YOUR INSTRUCTIONS » For each line in the data below that holds "School", return a copy.

GIVEN ENTRIES »

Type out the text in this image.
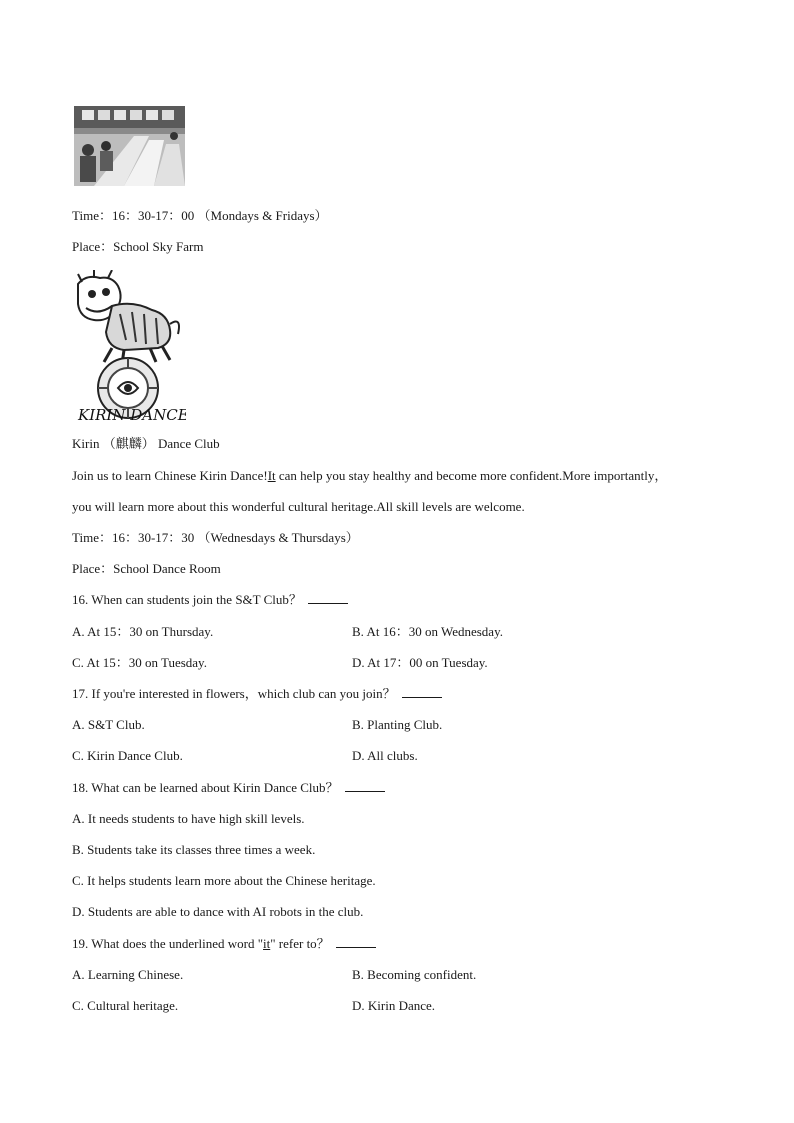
Time：16：30-17：00 （Mondays & Fridays）
Place：School Sky Farm
KIRIN DANCE
Kirin （麒麟） Dance Club
Join us to learn Chinese Kirin Dance!It can help you stay healthy and become more confident.More importantly，
you will learn more about this wonderful cultural heritage.All skill levels are welcome.
Time：16：30-17：30 （Wednesdays & Thursdays）
Place：School Dance Room
16. When can students join the S&T Club？
A. At 15：30 on Thursday.	B. At 16：30 on Wednesday.
C. At 15：30 on Tuesday.	D. At 17：00 on Tuesday.
17. If you're interested in flowers，which club can you join？
A. S&T Club.	B. Planting Club.
C. Kirin Dance Club.	D. All clubs.
18. What can be learned about Kirin Dance Club？
A. It needs students to have high skill levels.
B. Students take its classes three times a week.
C. It helps students learn more about the Chinese heritage.
D. Students are able to dance with AI robots in the club.
19. What does the underlined word "it" refer to？
A. Learning Chinese.	B. Becoming confident.
C. Cultural heritage.	D. Kirin Dance.
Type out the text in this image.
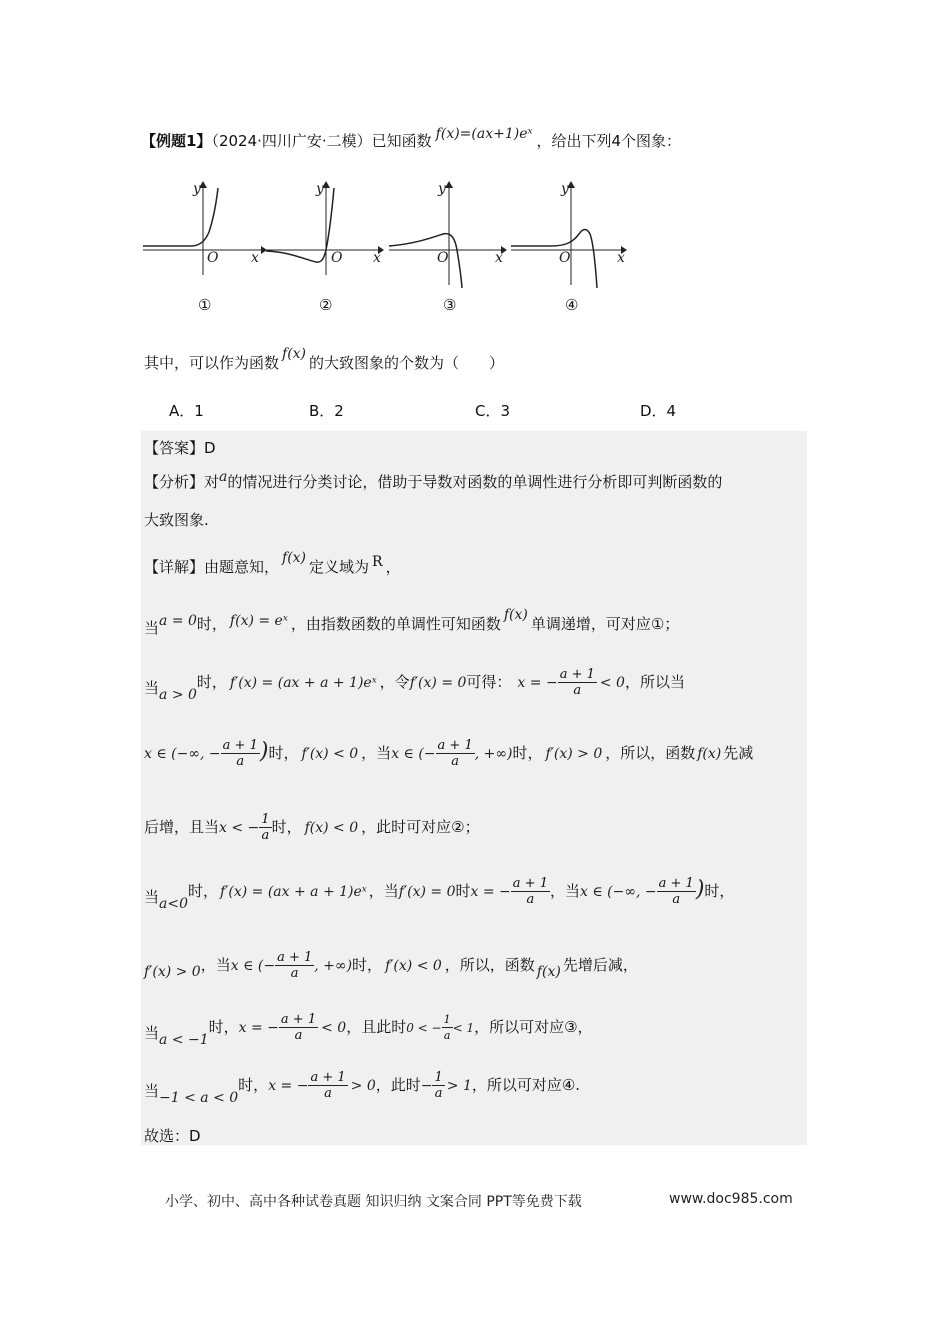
【例题1】（2024·四川广安·二模）已知函数 f(x)=(ax+1)eˣ ，给出下列4个图象：
y
O x
①
y
O x
②
y
O	x
③
y
O	x
④
其中，可以作为函数 f(x) 的大致图象的个数为（　　）
A．1	B．2	C．3	D．4
【答案】D
【分析】对a的情况进行分类讨论，借助于导数对函数的单调性进行分析即可判断函数的
大致图象.
【详解】由题意知， f(x) 定义域为 R ，
当a = 0时， f(x) = eˣ ，由指数函数的单调性可知函数 f(x) 单调递增，可对应①；
当a > 0时， f′(x) = (ax + a + 1)eˣ ，令f′(x) = 0可得： x = − $\frac{a + 1}{a} < 0$，所以当
x ∈ (−∞, − $\frac{a + 1}{a}$ )时， f′(x) < 0 ，当x ∈ (− $\frac{a + 1}{a}$ , +∞)时， f′(x) > 0 ，所以，函数 f(x) 先减
后增，且当x < − $\frac{1}{a}$ 时， f(x) < 0 ，此时可对应②；
当a<0时， f′(x) = (ax + a + 1)eˣ ，当f′(x) = 0时x = − $\frac{a + 1}{a}$ ，当x ∈ (−∞, − $\frac{a + 1}{a}$ )时，
f′(x) > 0，当x ∈ (− $\frac{a + 1}{a}$ , +∞)时， f′(x) < 0 ，所以，函数 f(x) 先增后减，
当a < −1时，x = − $\frac{a + 1}{a} < 0$，且此时0 < − $\frac{1}{a} < 1$，所以可对应③，
当−1 < a < 0时，x = − $\frac{a + 1}{a} > 0$，此时− $\frac{1}{a} > 1$，所以可对应④.
故选：D
小学、初中、高中各种试卷真题 知识归纳 文案合同 PPT等免费下载	www.doc985.com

CORRECT RESULT »
Place：School Sky Farm
Place：School Dance Room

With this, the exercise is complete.